* **What the task requires**
From the entries provided below, copy each line that contains the word "struct".

Data items
○ ○ ○

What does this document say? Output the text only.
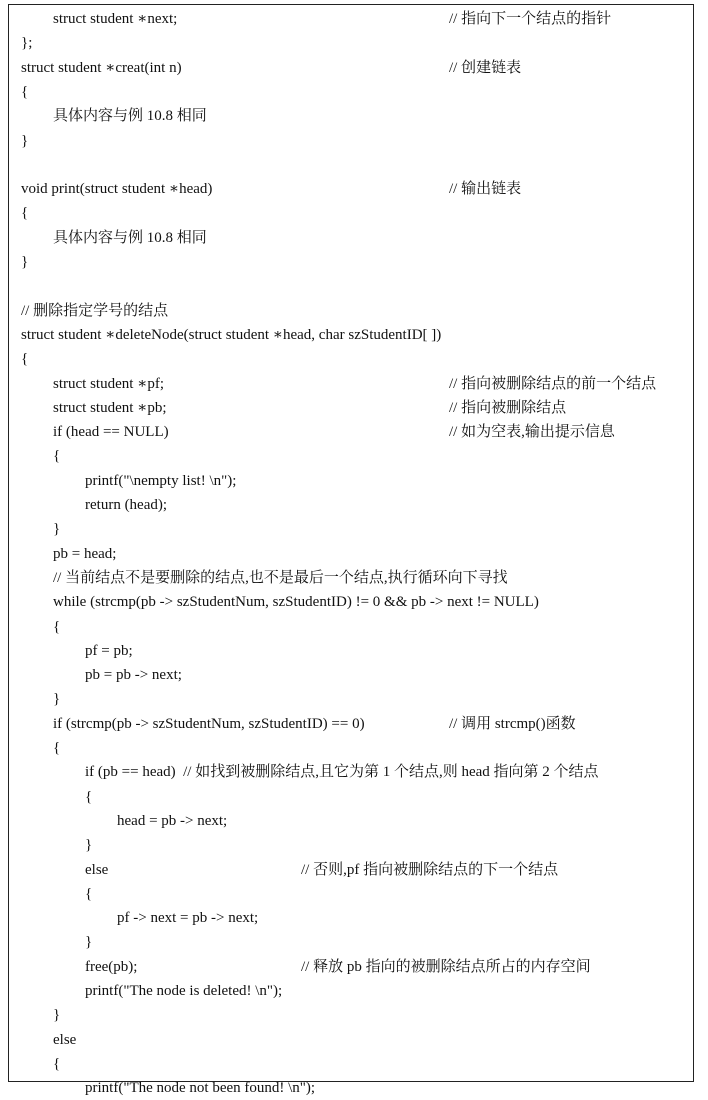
struct student ∗next;	// 指向下一个结点的指针
};
struct student ∗creat(int n)	// 创建链表
{
具体内容与例 10.8 相同
}
void print(struct student ∗head)	// 输出链表
{
具体内容与例 10.8 相同
}
// 删除指定学号的结点
struct student ∗deleteNode(struct student ∗head, char szStudentID[ ])
{
struct student ∗pf;	// 指向被删除结点的前一个结点
struct student ∗pb;	// 指向被删除结点
if (head == NULL)	// 如为空表,输出提示信息
{
printf("\nempty list! \n");
return (head);
}
pb = head;
// 当前结点不是要删除的结点,也不是最后一个结点,执行循环向下寻找
while (strcmp(pb -> szStudentNum, szStudentID) != 0 && pb -> next != NULL)
{
pf = pb;
pb = pb -> next;
}
if (strcmp(pb -> szStudentNum, szStudentID) == 0)	// 调用 strcmp()函数
{
if (pb == head)  // 如找到被删除结点,且它为第 1 个结点,则 head 指向第 2 个结点
{
head = pb -> next;
}
else	// 否则,pf 指向被删除结点的下一个结点
{
pf -> next = pb -> next;
}
free(pb);	// 释放 pb 指向的被删除结点所占的内存空间
printf("The node is deleted! \n");
}
else
{
printf("The node not been found! \n");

○ ○ ○

* **Solution**
struct student ∗next;	// 指向下一个结点的指针
struct student ∗creat(int n)	// 创建链表
void print(struct student ∗head)	// 输出链表
struct student ∗deleteNode(struct student ∗head, char szStudentID[ ])
struct student ∗pf;	// 指向被删除结点的前一个结点
struct student ∗pb;	// 指向被删除结点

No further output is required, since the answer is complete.